- Selected passage -
|Left to right: Pamela Adlon and Louis C.K.|
Hello and welcome to the TV Recap series on FX's Louie. Join me every Friday as I recap all of the events that have happened over the course of the fifth season. Join as the show reaches new highs and news lows while following the stand-up career of Louis C.K. with his family and friends. Will it be better than the overtly ambitious season four? Will the show produce its best season yet? You'll have to read on to find out all of the juicy details along with plot descriptions and opinions on every memorable moment.
After a very odd first episode, Louie seems to be back on track with its old habits. For those that felt like season four delved too far into mystical imagery and odd storytelling, this season is turning out to be the great antidote. Starting with a poop joke and ending with a pee joke, the show may be approaching itself with a little juvenile of an approach, but it still manages to make the lowbrow into highbrow art in unsuspecting ways. Basically, it's another week of Louie and it is back to what it does best.
The episode opens with a segment involving Louis C.K. with his children Jane (Ursula Parker) and Lilly (Hadley Delany) walking through a grocery store. As they check out, the kids notice that their father is looking constipated. They suggest that he goes to the bathroom in the store, but he refuses. Instead, he stumbles down the blocks on his way home, eventually asking a deli clerk if he can use his bathroom for $20. It doesn't work. When all else fails, he stops and tells his kids to go on without him. He has faced defeat and must do what he needs to.
When the episode returns, he is at the Comedy Store getting off of the stage as Steven Wright goes on. He is immediately asked by Mike Bocchetti to run an open mic for $500. He eventually mistakenly says $400 and C.K. is too ashamed to ask for the original price. Instead, he goes to the open mic and runs it haphazardly, immediately upsetting the people by not following the rules of order. As he considers leaving, he runs into Bart (Nathan Fernald), who asks for him to stay and watch him. His jokes are more candid statements than punchlines. When C.K. gives his feedback, he tells Bart to quit. He won't and instead persuades C.K. into giving him more advice, which is to use a funny voice.
Later on, he is out on a date with Pamela Adlon, who insists against seeing the French film that they're heading to. C.K. doesn't know how to convince her, but she goes along anyway. They try to get randy in the theater as a joke, but C.K. isn't buying it. During dinner following the events, they discuss being friends who only see each other when it's appropriate. They don't need to date and can have sex with whomever they want. After a comedy show, C.K. goes to Pamela's house and the two sleep together. The episode ends with Bart being introduced on TV by Jimmy Fallon doing the same jokes, but with a funny voice.
Rating: 4 out of 5
|Left to right: C.K., Hadley Delany and Ursula Parker|
This is the moment where I breathe my sigh of relief. Last week may have had the unfortunate thing of following season four, which I generally found too ambitious to be great. The choice to make yet more upsetting sexual humor was also not helping, considering that last season had an infamous rape episode that didn't sit well with some people. However, this episode won me back over so quickly because instead of going for an immediately ambitious story arc that would see him mixing art with absurdity, he went back to what he does best. He went back to the lowbrow humor that this show started off with.

- Dataset extract -
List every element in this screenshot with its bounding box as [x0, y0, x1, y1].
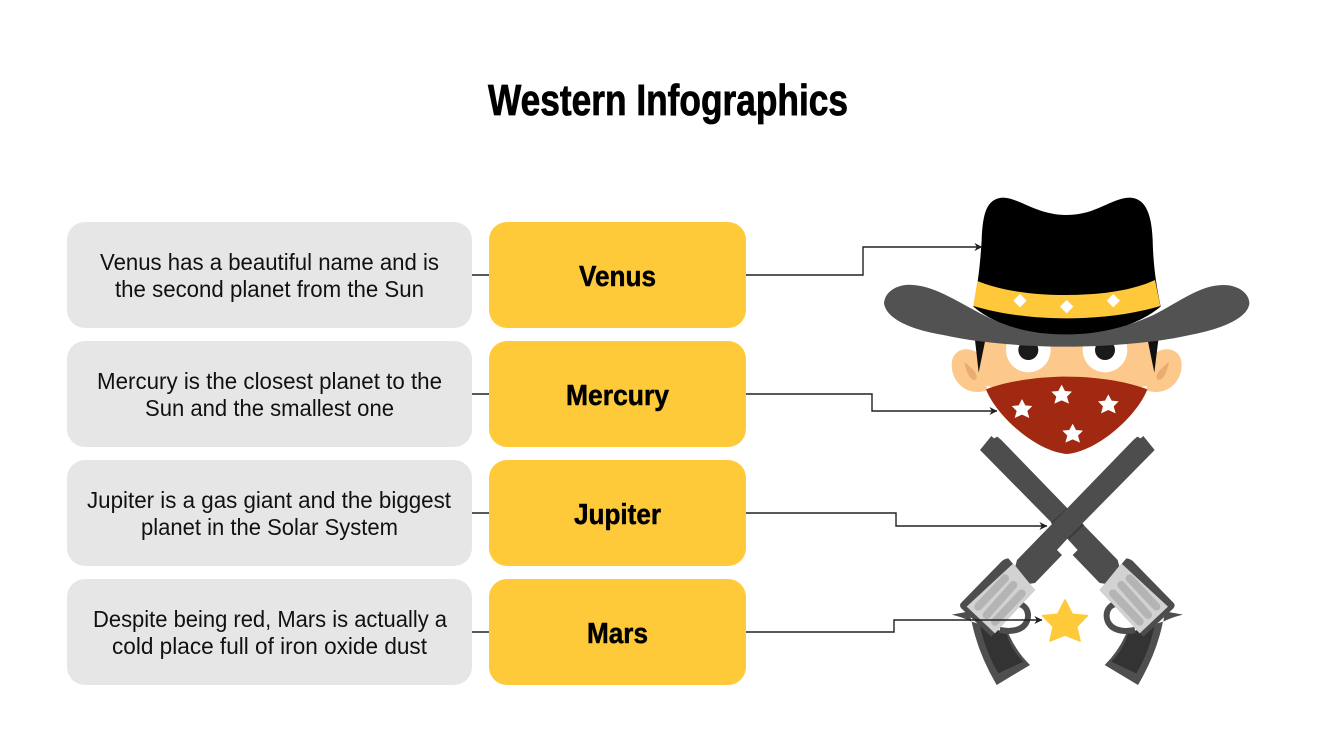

- Work to do -
• a. In the Louie recap, reproduce the text starting with "Later on, he" and going on through "with a funny voice.", swapping "French film" for "foreign film".
• b. Answer these questions using the Louie recap:
(i) How much money does C.K. offer the deli clerk to use his bathroom?
(ii) Who introduces Bart on TV at the end of the episode?
(iii) What rating does the episode receive?

- Answers by task -
• a.
Later on, he is out on a date with Pamela Adlon, who insists against seeing the foreign film that they're heading to. C.K. doesn't know how to convince her, but she goes along anyway. They try to get randy in the theater as a joke, but C.K. isn't buying it. During dinner following the events, they discuss being friends who only see each other when it's appropriate. They don't need to date and can have sex with whomever they want. After a comedy show, C.K. goes to Pamela's house and the two sleep together. The episode ends with Bart being introduced on TV by Jimmy Fallon doing the same jokes, but with a funny voice.

• b.
(i) $20
(ii) Jimmy Fallon
(iii) 4 out of 5